Direction
The listing below should be copied in full, word for word.

Items from a dataset
-- Begin --
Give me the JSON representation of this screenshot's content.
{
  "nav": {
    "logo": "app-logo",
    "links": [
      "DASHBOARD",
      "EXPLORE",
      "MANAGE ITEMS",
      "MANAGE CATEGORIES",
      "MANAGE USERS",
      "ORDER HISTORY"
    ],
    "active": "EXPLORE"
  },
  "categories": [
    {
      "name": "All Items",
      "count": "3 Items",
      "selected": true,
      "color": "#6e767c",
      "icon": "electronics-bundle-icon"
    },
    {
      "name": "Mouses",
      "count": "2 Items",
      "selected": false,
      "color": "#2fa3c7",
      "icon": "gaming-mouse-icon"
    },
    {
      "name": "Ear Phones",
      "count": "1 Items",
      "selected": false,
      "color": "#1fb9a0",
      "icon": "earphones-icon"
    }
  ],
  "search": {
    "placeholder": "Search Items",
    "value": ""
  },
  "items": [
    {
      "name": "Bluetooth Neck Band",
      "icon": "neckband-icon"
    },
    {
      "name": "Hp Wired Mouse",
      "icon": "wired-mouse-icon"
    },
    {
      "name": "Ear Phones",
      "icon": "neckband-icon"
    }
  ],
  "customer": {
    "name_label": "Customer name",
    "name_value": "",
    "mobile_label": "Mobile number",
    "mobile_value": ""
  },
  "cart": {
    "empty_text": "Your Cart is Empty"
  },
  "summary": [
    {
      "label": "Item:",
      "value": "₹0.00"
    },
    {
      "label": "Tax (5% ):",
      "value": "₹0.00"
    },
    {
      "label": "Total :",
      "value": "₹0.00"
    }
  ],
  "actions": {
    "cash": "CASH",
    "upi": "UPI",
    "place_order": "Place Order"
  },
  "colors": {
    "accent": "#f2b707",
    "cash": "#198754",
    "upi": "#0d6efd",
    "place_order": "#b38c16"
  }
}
-- End --
Answer to the problem
Give me the JSON representation of this screenshot's content.
{
  "nav": {
    "logo": "app-logo",
    "links": [
      "DASHBOARD",
      "EXPLORE",
      "MANAGE ITEMS",
      "MANAGE CATEGORIES",
      "MANAGE USERS",
      "ORDER HISTORY"
    ],
    "active": "EXPLORE"
  },
  "categories": [
    {
      "name": "All Items",
      "count": "3 Items",
      "selected": true,
      "color": "#6e767c",
      "icon": "electronics-bundle-icon"
    },
    {
      "name": "Mouses",
      "count": "2 Items",
      "selected": false,
      "color": "#2fa3c7",
      "icon": "gaming-mouse-icon"
    },
    {
      "name": "Ear Phones",
      "count": "1 Items",
      "selected": false,
      "color": "#1fb9a0",
      "icon": "earphones-icon"
    }
  ],
  "search": {
    "placeholder": "Search Items",
    "value": ""
  },
  "items": [
    {
      "name": "Bluetooth Neck Band",
      "icon": "neckband-icon"
    },
    {
      "name": "Hp Wired Mouse",
      "icon": "wired-mouse-icon"
    },
    {
      "name": "Ear Phones",
      "icon": "neckband-icon"
    }
  ],
  "customer": {
    "name_label": "Customer name",
    "name_value": "",
    "mobile_label": "Mobile number",
    "mobile_value": ""
  },
  "cart": {
    "empty_text": "Your Cart is Empty"
  },
  "summary": [
    {
      "label": "Item:",
      "value": "₹0.00"
    },
    {
      "label": "Tax (5% ):",
      "value": "₹0.00"
    },
    {
      "label": "Total :",
      "value": "₹0.00"
    }
  ],
  "actions": {
    "cash": "CASH",
    "upi": "UPI",
    "place_order": "Place Order"
  },
  "colors": {
    "accent": "#f2b707",
    "cash": "#198754",
    "upi": "#0d6efd",
    "place_order": "#b38c16"
  }
}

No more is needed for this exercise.